Copy every line of the material below word for word, and leave out the pictures.

Begin DATA LISTING

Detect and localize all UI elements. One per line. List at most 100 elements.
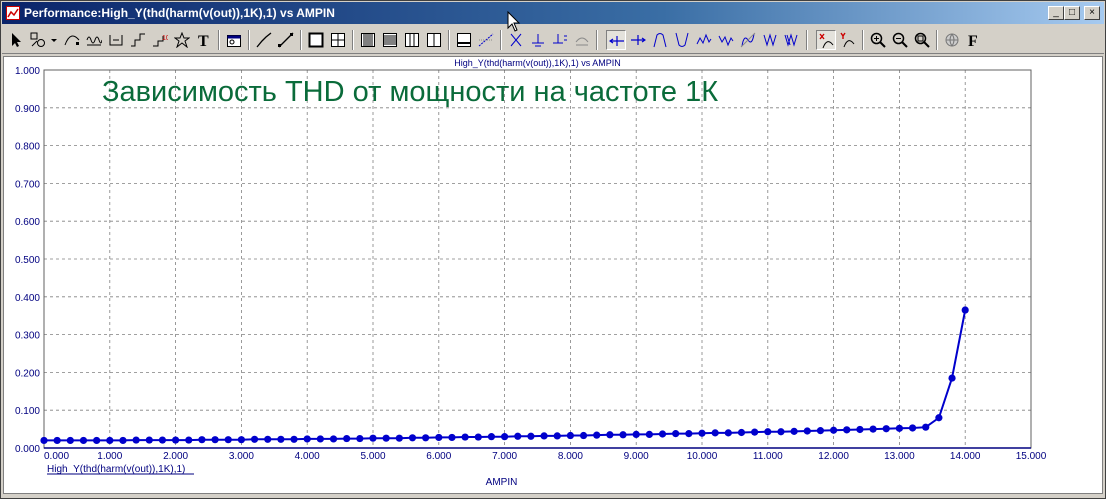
y-tick-label: 0.400 [15,293,40,304]
toolbar-separator [352,30,354,50]
tag-x-icon[interactable] [816,30,836,50]
data-point [79,436,88,445]
dropdown-arrow-icon[interactable] [48,30,60,50]
cursor-y-icon[interactable] [528,30,548,50]
svg-text:10: 10 [162,35,168,42]
globe-icon[interactable] [942,30,962,50]
slope-icon[interactable] [760,30,780,50]
cursor-step-icon[interactable] [572,30,592,50]
step-icon[interactable] [128,30,148,50]
title-bar[interactable]: Performance:High_Y(thd(harm(v(out)),1K),… [2,2,1104,24]
peak-left-icon[interactable] [606,30,626,50]
valley-icon[interactable] [672,30,692,50]
x-tick-label: 11.000 [753,451,783,462]
data-point [724,429,732,437]
data-point [751,428,759,436]
grid-light-icon[interactable] [402,30,422,50]
data-point [211,436,219,444]
y-tick-label: 0.600 [15,217,40,228]
data-point [830,426,838,434]
grid-medium-icon[interactable] [380,30,400,50]
x-axis-label: AMPIN [486,477,518,488]
data-point [540,432,548,440]
low-icon[interactable] [716,30,736,50]
x-tick-label: 5.000 [360,451,385,462]
zoom-fit-icon[interactable] [912,30,932,50]
mouse-pointer-icon [507,11,521,32]
box-icon[interactable] [106,30,126,50]
thd-chart[interactable]: 0.000 1.000 2.000 3.000 4.000 5.000 6.000 7.000… [4,57,1102,493]
performance-window: Performance:High_Y(thd(harm(v(out)),1K),… [0,0,1106,499]
toolbar-separator [300,30,302,50]
data-point [593,431,601,439]
data-point [382,434,390,442]
font-icon[interactable]: F [964,30,984,50]
data-point [632,430,640,438]
data-point [672,430,680,438]
toolbar-separator [862,30,864,50]
data-point [658,430,667,438]
marker-icon[interactable]: 10 [150,30,170,50]
close-button[interactable]: × [1084,6,1100,20]
linear-icon[interactable] [254,30,274,50]
x-tick-label: 3.000 [229,451,254,462]
maximize-button[interactable]: □ [1064,6,1080,20]
cursor-xy-icon[interactable] [550,30,570,50]
high-icon[interactable] [694,30,714,50]
data-point [895,424,904,432]
toolbar-separator [248,30,250,50]
data-point [553,432,561,440]
data-point [474,433,482,441]
data-point [40,436,48,445]
minor-grid-icon[interactable] [476,30,496,50]
data-point [606,431,614,439]
y-tick-label: 0.700 [15,179,40,190]
data-point [237,436,245,444]
data-point [514,432,522,440]
select-arrow-icon[interactable] [6,30,26,50]
log-icon[interactable] [276,30,296,50]
data-point [316,435,324,443]
data-point [408,434,417,442]
data-point [277,435,285,443]
data-point [224,436,232,444]
data-point [698,429,706,437]
plot-area[interactable]: 0.000 1.000 2.000 3.000 4.000 5.000 6.000 7.000… [3,56,1103,494]
tag-y-icon[interactable] [838,30,858,50]
valleys-icon[interactable] [782,30,802,50]
star-icon[interactable] [172,30,192,50]
data-point [856,425,864,434]
data-point [158,436,167,444]
data-point [145,436,153,444]
window-title: Performance:High_Y(thd(harm(v(out)),1K),… [24,6,335,20]
grid-none-icon[interactable] [424,30,444,50]
data-point [264,435,272,443]
tile-icon[interactable] [454,30,474,50]
minimize-button[interactable]: _ [1048,6,1064,20]
data-point [908,424,917,432]
x-tick-label: 2.000 [163,451,188,462]
x-tick-label: 9.000 [624,451,649,462]
legend-label: High_Y(thd(harm(v(out)),1K),1) [47,464,185,475]
toolbar-separator [936,30,938,50]
y-tick-label: 0.900 [15,104,40,115]
x-tick-label: 1.000 [97,451,122,462]
cursor-x-icon[interactable] [506,30,526,50]
spline-icon[interactable] [62,30,82,50]
select-shapes-icon[interactable] [28,30,48,50]
single-plot-icon[interactable] [306,30,326,50]
data-point [132,436,140,444]
wave-icon[interactable] [84,30,104,50]
data-point [93,436,101,445]
peak-right-icon[interactable] [628,30,648,50]
grid-bold-icon[interactable] [358,30,378,50]
properties-icon[interactable] [224,30,244,50]
inflection-icon[interactable] [738,30,758,50]
y-tick-label: 0.000 [15,444,40,455]
chart-annotation: Зависимость THD от мощности на частоте 1… [102,76,718,108]
grid-plot-icon[interactable] [328,30,348,50]
zoom-out-icon[interactable] [890,30,910,50]
peak-icon[interactable] [650,30,670,50]
text-tool-icon[interactable]: T [194,30,214,50]
zoom-in-icon[interactable] [868,30,888,50]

End DATA LISTING

### [FINAL ANSWER]
Detect and localize all UI elements. One per line. List at most 100 elements.
y-tick-label: 0.400 [15,293,40,304]
toolbar-separator [352,30,354,50]
tag-x-icon[interactable] [816,30,836,50]
data-point [79,436,88,445]
dropdown-arrow-icon[interactable] [48,30,60,50]
cursor-y-icon[interactable] [528,30,548,50]
svg-text:10: 10 [162,35,168,42]
globe-icon[interactable] [942,30,962,50]
slope-icon[interactable] [760,30,780,50]
cursor-step-icon[interactable] [572,30,592,50]
step-icon[interactable] [128,30,148,50]
title-bar[interactable]: Performance:High_Y(thd(harm(v(out)),1K),… [2,2,1104,24]
peak-left-icon[interactable] [606,30,626,50]
valley-icon[interactable] [672,30,692,50]
x-tick-label: 11.000 [753,451,783,462]
data-point [724,429,732,437]
data-point [751,428,759,436]
grid-light-icon[interactable] [402,30,422,50]
data-point [211,436,219,444]
y-tick-label: 0.600 [15,217,40,228]
data-point [830,426,838,434]
grid-medium-icon[interactable] [380,30,400,50]
x-axis-label: AMPIN [486,477,518,488]
data-point [540,432,548,440]
low-icon[interactable] [716,30,736,50]
x-tick-label: 5.000 [360,451,385,462]
zoom-fit-icon[interactable] [912,30,932,50]
mouse-pointer-icon [507,11,521,32]
box-icon[interactable] [106,30,126,50]
thd-chart[interactable]: 0.000 1.000 2.000 3.000 4.000 5.000 6.000 7.000… [4,57,1102,493]
performance-window: Performance:High_Y(thd(harm(v(out)),1K),… [0,0,1106,499]
toolbar-separator [300,30,302,50]
data-point [593,431,601,439]
data-point [382,434,390,442]
font-icon[interactable]: F [964,30,984,50]
data-point [632,430,640,438]
data-point [672,430,680,438]
toolbar-separator [862,30,864,50]
data-point [658,430,667,438]
marker-icon[interactable]: 10 [150,30,170,50]
close-button[interactable]: × [1084,6,1100,20]
linear-icon[interactable] [254,30,274,50]
x-tick-label: 3.000 [229,451,254,462]
maximize-button[interactable]: □ [1064,6,1080,20]
cursor-xy-icon[interactable] [550,30,570,50]
high-icon[interactable] [694,30,714,50]
data-point [895,424,904,432]
toolbar-separator [248,30,250,50]
data-point [553,432,561,440]
data-point [474,433,482,441]
data-point [40,436,48,445]
minor-grid-icon[interactable] [476,30,496,50]
data-point [606,431,614,439]
y-tick-label: 0.700 [15,179,40,190]
data-point [237,436,245,444]
data-point [514,432,522,440]
select-arrow-icon[interactable] [6,30,26,50]
log-icon[interactable] [276,30,296,50]
data-point [316,435,324,443]
data-point [408,434,417,442]
data-point [277,435,285,443]
data-point [224,436,232,444]
data-point [698,429,706,437]
plot-area[interactable]: 0.000 1.000 2.000 3.000 4.000 5.000 6.000 7.000… [3,56,1103,494]
tag-y-icon[interactable] [838,30,858,50]
valleys-icon[interactable] [782,30,802,50]
star-icon[interactable] [172,30,192,50]
data-point [856,425,864,434]
data-point [158,436,167,444]
data-point [145,436,153,444]
window-title: Performance:High_Y(thd(harm(v(out)),1K),… [24,6,335,20]
grid-none-icon[interactable] [424,30,444,50]
data-point [264,435,272,443]
tile-icon[interactable] [454,30,474,50]
minimize-button[interactable]: _ [1048,6,1064,20]
data-point [908,424,917,432]
x-tick-label: 2.000 [163,451,188,462]
x-tick-label: 9.000 [624,451,649,462]
legend-label: High_Y(thd(harm(v(out)),1K),1) [47,464,185,475]
toolbar-separator [936,30,938,50]
y-tick-label: 0.900 [15,104,40,115]
x-tick-label: 1.000 [97,451,122,462]
cursor-x-icon[interactable] [506,30,526,50]
spline-icon[interactable] [62,30,82,50]
select-shapes-icon[interactable] [28,30,48,50]
single-plot-icon[interactable] [306,30,326,50]
data-point [132,436,140,444]
wave-icon[interactable] [84,30,104,50]
data-point [93,436,101,445]
peak-right-icon[interactable] [628,30,648,50]
grid-bold-icon[interactable] [358,30,378,50]
properties-icon[interactable] [224,30,244,50]
inflection-icon[interactable] [738,30,758,50]
y-tick-label: 0.000 [15,444,40,455]
chart-annotation: Зависимость THD от мощности на частоте 1… [102,76,718,108]
grid-plot-icon[interactable] [328,30,348,50]
zoom-out-icon[interactable] [890,30,910,50]
peak-icon[interactable] [650,30,670,50]
text-tool-icon[interactable]: T [194,30,214,50]
zoom-in-icon[interactable] [868,30,888,50]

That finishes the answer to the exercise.